- Document -
%%
Pourquoi parler sur Reflets d'un hashtag twitter qui fait le buzz, alors que tout prête à rester tranquillement dans son coin et attendre que le déchaînement se tasse ? Peut-être parce qu'à un moment un sujet est tellement malmené et simplifié qu'il en devient très agaçant. Quel est le sujet ? Celui des propositions sexuelles indécentes d'hommes de pouvoir auprès de jeunes et jolies jeunes femmes ?

Pourquoi parler sur Reflets d'un hashtag twitter qui fait le buzz, alors que tout prête à rester tranquillement dans son coin et attendre que le déchaînement se tasse ? Peut-être parce qu'à un moment un sujet est tellement malmené et simplifié qu'il en devient très agaçant. Quel est le sujet ? Celui des propositions sexuelles indécentes d'hommes de pouvoir auprès de jeunes et jolies jeunes femmes ? Le fait qu'il y ait des "porcs" dans les milieux du showbiz, de la politique, des affaires, du sport, des médias, qui abusent de leur position pour harceler le sexe féminin, les soumettre sexuellement en échange d'une carrière, d'une meilleure place professionnelle, d'avantages — ou à l'inverse de menaces sur leur travail si elles ne se pliaient pas à l'échange sexuel ? Oui, en partie, mais ce phénomène des propositions de "gros porcs" n'est en aucune mesure suffisant pour expliquer le problème — bien plus vaste — qui se cache derrière cette dénonciation de certains hommes par des femmes, sur Twitter.

Un système économique et social "bien pensé"

Ce que renvoient les femmes de #BalanceTonPorc est une pratique bien connue et ancrée dans les sociétés capitalistes occidentales : l'abus de pouvoir. Ce ne sont pas des hommes de toutes conditions qu'elles dénoncent majoritairement, mais avant tout des "hommes de pouvoir". Pouvoir économique et par delà, pouvoir politique et social. Le hashtag incitant à balancer les comportements de ces hommes n'est pas venu de nulle part, il apparaît à la suite de l'affaire du plus grand producteur d'Hollywood qui abusait ou tentait d'abuser — sexuellement — d'actrices de par son statut de faiseur de stars.
%%
- Données -
%%
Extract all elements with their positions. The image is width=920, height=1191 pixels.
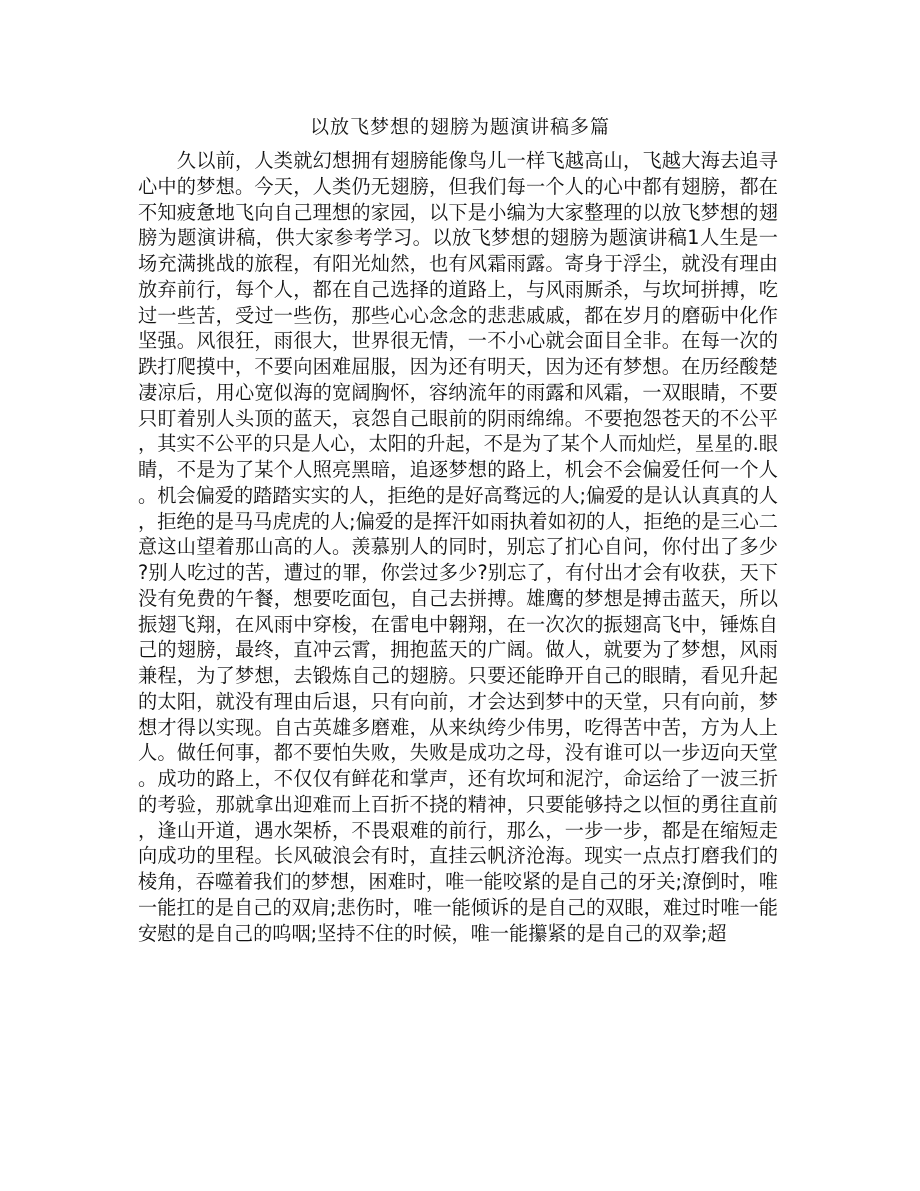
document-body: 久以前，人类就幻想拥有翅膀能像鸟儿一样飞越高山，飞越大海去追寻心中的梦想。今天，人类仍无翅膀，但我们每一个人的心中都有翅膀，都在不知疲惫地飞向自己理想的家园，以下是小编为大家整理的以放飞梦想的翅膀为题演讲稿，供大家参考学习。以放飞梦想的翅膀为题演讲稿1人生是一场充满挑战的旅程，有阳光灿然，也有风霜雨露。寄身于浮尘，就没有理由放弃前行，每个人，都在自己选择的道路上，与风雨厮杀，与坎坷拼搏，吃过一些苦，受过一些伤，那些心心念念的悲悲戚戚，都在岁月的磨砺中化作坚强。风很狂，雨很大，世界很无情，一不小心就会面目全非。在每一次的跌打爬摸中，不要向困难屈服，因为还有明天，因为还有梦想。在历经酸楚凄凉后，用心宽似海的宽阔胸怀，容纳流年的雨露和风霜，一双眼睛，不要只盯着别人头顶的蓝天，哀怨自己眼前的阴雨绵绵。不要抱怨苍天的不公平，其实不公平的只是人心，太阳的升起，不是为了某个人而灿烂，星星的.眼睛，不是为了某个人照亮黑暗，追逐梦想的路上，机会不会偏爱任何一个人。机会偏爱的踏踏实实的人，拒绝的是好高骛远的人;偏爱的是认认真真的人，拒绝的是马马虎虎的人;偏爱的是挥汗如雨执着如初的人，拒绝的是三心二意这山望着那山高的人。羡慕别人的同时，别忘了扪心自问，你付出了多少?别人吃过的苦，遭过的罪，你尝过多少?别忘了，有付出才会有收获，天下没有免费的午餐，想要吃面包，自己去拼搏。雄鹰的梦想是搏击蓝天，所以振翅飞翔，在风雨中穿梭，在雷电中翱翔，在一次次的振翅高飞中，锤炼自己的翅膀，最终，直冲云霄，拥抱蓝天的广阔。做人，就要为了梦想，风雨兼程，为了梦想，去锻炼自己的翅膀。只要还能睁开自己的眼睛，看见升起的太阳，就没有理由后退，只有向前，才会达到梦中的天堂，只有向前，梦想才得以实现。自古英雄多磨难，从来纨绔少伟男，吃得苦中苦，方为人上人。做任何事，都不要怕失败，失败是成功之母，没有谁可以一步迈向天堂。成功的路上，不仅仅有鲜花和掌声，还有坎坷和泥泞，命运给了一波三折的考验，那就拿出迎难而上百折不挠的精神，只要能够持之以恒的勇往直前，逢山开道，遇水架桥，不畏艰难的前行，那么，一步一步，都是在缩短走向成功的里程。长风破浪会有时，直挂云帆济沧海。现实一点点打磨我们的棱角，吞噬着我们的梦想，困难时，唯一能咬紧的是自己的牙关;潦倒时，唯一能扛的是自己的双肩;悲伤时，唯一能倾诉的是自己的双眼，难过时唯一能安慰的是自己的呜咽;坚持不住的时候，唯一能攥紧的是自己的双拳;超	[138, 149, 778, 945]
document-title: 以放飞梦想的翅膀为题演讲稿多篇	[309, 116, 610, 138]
%%
- Tâche -
Recopiez mot pour mot le passage du document sur #BalanceTonPorc qui va de « Ce que renvoient » jusqu'à « faiseur de stars. ».

- Réponse -
Ce que renvoient les femmes de #BalanceTonPorc est une pratique bien connue et ancrée dans les sociétés capitalistes occidentales : l'abus de pouvoir. Ce ne sont pas des hommes de toutes conditions qu'elles dénoncent majoritairement, mais avant tout des "hommes de pouvoir". Pouvoir économique et par delà, pouvoir politique et social. Le hashtag incitant à balancer les comportements de ces hommes n'est pas venu de nulle part, il apparaît à la suite de l'affaire du plus grand producteur d'Hollywood qui abusait ou tentait d'abuser — sexuellement — d'actrices de par son statut de faiseur de stars.